#### [WRITTEN EXERCISE]
Write out the lines exactly, from the first one through the line containing "30, 693, 525]", including that line.

#### [DATASET EXTRACT]
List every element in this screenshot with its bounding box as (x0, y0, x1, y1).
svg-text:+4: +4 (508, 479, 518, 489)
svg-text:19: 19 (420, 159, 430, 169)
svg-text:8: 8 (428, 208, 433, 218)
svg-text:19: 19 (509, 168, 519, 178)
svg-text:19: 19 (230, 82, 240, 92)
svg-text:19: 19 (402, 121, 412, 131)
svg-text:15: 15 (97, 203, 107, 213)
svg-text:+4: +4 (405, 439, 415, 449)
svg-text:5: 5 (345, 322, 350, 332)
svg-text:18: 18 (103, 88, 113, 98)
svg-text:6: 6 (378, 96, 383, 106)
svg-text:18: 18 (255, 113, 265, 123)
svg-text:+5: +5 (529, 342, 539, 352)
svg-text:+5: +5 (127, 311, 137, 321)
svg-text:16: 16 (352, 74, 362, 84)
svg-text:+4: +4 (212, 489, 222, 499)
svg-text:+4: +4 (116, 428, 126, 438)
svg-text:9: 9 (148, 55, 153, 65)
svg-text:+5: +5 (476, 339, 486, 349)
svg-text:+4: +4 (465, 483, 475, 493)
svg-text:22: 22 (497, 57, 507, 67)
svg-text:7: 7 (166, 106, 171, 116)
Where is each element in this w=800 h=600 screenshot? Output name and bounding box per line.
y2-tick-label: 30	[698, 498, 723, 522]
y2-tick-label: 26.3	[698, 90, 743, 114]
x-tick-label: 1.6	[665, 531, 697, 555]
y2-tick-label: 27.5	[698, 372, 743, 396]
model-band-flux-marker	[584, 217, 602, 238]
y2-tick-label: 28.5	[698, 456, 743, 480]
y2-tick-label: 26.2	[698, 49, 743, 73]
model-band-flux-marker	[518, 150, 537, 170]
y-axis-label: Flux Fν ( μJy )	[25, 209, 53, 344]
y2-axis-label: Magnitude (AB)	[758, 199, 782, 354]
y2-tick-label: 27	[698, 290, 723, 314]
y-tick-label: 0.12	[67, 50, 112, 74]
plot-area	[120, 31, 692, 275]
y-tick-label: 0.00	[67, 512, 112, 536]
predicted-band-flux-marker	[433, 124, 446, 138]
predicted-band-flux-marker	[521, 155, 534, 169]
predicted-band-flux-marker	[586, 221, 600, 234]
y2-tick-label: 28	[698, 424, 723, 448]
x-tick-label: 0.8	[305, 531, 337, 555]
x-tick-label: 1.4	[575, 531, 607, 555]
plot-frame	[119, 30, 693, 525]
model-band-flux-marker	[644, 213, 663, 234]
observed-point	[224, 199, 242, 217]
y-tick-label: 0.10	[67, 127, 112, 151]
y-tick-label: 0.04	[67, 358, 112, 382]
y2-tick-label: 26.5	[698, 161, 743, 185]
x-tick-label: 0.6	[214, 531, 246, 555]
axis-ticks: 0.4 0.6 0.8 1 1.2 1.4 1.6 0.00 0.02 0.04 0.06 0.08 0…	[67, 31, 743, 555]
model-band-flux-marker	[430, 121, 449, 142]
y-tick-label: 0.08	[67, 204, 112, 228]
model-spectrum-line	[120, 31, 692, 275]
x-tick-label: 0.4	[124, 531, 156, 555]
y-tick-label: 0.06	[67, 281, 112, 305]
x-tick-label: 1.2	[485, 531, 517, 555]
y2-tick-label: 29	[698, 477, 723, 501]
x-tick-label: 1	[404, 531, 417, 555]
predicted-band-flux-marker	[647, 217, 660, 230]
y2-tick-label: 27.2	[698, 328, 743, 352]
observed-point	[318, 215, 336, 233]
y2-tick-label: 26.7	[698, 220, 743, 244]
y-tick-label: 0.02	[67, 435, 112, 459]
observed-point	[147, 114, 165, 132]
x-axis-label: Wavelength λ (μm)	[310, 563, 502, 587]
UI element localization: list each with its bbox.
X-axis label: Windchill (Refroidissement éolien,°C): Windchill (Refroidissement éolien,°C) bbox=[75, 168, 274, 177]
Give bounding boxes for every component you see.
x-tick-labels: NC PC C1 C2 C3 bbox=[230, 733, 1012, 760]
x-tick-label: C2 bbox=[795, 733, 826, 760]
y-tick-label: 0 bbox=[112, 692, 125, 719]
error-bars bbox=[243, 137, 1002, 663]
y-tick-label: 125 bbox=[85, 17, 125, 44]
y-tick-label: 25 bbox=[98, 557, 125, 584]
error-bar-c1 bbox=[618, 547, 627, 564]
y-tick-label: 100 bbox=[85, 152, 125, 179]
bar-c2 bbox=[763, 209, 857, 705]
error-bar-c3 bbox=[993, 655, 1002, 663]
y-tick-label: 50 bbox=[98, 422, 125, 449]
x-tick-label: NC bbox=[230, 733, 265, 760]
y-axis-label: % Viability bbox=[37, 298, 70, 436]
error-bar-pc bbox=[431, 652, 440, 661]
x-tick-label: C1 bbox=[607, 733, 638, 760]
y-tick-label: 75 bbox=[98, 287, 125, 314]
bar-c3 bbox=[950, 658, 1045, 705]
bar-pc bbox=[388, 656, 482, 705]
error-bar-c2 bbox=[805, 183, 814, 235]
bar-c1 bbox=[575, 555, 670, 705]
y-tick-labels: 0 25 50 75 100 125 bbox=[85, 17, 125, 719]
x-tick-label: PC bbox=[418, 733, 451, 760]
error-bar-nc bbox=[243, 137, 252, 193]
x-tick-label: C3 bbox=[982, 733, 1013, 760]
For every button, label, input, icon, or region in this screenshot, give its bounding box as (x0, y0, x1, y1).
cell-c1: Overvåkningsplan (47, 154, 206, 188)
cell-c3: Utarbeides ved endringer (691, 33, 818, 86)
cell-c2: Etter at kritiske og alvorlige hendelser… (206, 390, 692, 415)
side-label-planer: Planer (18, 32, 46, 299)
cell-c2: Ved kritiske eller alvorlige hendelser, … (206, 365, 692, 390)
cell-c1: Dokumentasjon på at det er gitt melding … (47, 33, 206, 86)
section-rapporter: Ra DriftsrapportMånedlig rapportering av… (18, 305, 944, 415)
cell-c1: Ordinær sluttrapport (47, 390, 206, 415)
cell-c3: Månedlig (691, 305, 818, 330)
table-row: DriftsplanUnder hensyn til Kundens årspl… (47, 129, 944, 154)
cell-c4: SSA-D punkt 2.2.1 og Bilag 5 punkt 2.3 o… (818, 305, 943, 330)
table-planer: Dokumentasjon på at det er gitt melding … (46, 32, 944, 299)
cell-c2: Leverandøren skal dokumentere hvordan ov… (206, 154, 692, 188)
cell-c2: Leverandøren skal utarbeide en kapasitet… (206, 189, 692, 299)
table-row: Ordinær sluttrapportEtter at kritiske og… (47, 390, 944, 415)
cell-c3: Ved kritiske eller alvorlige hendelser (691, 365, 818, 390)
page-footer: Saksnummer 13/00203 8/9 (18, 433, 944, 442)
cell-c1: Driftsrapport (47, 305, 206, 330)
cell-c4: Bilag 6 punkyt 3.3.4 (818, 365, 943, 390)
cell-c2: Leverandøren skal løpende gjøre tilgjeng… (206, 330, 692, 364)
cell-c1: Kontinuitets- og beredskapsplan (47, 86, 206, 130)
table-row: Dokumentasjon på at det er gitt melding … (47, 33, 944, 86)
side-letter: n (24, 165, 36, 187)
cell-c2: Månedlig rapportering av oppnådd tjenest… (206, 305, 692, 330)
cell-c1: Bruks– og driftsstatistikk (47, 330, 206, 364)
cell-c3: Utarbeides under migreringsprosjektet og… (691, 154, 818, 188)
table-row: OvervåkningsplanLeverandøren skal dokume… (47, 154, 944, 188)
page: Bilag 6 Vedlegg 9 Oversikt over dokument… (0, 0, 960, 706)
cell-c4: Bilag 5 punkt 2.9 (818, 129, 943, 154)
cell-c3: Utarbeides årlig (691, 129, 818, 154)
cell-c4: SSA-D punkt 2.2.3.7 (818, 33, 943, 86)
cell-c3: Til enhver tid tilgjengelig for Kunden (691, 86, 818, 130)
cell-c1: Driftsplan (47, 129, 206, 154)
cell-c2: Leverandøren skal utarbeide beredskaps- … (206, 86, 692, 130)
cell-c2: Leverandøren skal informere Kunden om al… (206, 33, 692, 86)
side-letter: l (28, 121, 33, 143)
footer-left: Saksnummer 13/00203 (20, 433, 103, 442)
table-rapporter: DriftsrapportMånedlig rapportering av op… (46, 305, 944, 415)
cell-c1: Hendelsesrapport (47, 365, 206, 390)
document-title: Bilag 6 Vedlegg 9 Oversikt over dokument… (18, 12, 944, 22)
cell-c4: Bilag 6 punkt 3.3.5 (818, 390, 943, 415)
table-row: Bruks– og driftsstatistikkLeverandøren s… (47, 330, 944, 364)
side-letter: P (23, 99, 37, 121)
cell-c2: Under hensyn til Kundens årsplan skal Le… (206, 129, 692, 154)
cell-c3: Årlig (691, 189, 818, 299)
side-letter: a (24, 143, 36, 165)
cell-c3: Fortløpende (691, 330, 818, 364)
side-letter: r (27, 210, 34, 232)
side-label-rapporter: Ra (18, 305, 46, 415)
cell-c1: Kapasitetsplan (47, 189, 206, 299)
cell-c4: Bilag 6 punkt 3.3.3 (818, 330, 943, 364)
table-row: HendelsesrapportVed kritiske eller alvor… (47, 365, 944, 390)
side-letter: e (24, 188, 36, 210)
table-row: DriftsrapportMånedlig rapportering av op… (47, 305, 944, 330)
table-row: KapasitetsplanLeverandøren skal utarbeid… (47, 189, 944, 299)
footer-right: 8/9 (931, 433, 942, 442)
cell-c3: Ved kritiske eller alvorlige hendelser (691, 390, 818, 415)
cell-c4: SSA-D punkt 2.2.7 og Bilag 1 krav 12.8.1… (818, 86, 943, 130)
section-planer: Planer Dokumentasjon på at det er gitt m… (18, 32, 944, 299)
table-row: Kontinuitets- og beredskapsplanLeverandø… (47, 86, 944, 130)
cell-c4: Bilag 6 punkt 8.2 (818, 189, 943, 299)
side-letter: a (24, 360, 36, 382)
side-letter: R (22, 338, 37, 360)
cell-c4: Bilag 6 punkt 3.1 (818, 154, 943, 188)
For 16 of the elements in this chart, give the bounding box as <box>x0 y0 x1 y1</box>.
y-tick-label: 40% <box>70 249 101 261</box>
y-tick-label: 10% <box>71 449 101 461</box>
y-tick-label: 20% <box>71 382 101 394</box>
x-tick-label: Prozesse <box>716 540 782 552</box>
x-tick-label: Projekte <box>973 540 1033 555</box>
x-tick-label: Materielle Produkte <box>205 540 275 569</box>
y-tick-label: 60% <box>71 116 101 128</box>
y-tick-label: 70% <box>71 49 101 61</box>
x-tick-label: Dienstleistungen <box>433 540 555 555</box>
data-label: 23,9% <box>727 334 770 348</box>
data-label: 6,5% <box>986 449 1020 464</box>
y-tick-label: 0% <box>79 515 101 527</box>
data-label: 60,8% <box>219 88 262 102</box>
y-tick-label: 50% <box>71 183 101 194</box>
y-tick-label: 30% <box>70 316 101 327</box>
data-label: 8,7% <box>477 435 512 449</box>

#### [EXERCISE RESPONSE]
List every element in this screenshot with its bounding box as (x0, y0, x1, y1).
svg-text:+4: +4 (508, 479, 518, 489)
svg-text:19: 19 (420, 159, 430, 169)
svg-text:8: 8 (428, 208, 433, 218)
svg-text:19: 19 (509, 168, 519, 178)
svg-text:19: 19 (230, 82, 240, 92)
svg-text:19: 19 (402, 121, 412, 131)
svg-text:15: 15 (97, 203, 107, 213)
svg-text:+4: +4 (405, 439, 415, 449)
svg-text:5: 5 (345, 322, 350, 332)
svg-text:18: 18 (103, 88, 113, 98)
svg-text:6: 6 (378, 96, 383, 106)
svg-text:18: 18 (255, 113, 265, 123)
svg-text:+5: +5 (529, 342, 539, 352)
svg-text:+5: +5 (127, 311, 137, 321)
svg-text:16: 16 (352, 74, 362, 84)
svg-text:+4: +4 (212, 489, 222, 499)
svg-text:+4: +4 (116, 428, 126, 438)
svg-text:9: 9 (148, 55, 153, 65)
svg-text:+5: +5 (476, 339, 486, 349)
svg-text:+4: +4 (465, 483, 475, 493)
svg-text:22: 22 (497, 57, 507, 67)
svg-text:7: 7 (166, 106, 171, 116)
Where is each element in this w=800 h=600 screenshot? Output name and bounding box per line.
y2-tick-label: 30	[698, 498, 723, 522]
y2-tick-label: 26.3	[698, 90, 743, 114]
x-tick-label: 1.6	[665, 531, 697, 555]
y2-tick-label: 27.5	[698, 372, 743, 396]
model-band-flux-marker	[584, 217, 602, 238]
y2-tick-label: 28.5	[698, 456, 743, 480]
y2-tick-label: 26.2	[698, 49, 743, 73]
model-band-flux-marker	[518, 150, 537, 170]
y-axis-label: Flux Fν ( μJy )	[25, 209, 53, 344]
y2-axis-label: Magnitude (AB)	[758, 199, 782, 354]
y2-tick-label: 27	[698, 290, 723, 314]
y-tick-label: 0.12	[67, 50, 112, 74]
plot-area	[120, 31, 692, 275]
y-tick-label: 0.00	[67, 512, 112, 536]
predicted-band-flux-marker	[433, 124, 446, 138]
predicted-band-flux-marker	[521, 155, 534, 169]
predicted-band-flux-marker	[586, 221, 600, 234]
y2-tick-label: 28	[698, 424, 723, 448]
x-tick-label: 0.8	[305, 531, 337, 555]
x-tick-label: 1.4	[575, 531, 607, 555]
plot-frame	[119, 30, 693, 525]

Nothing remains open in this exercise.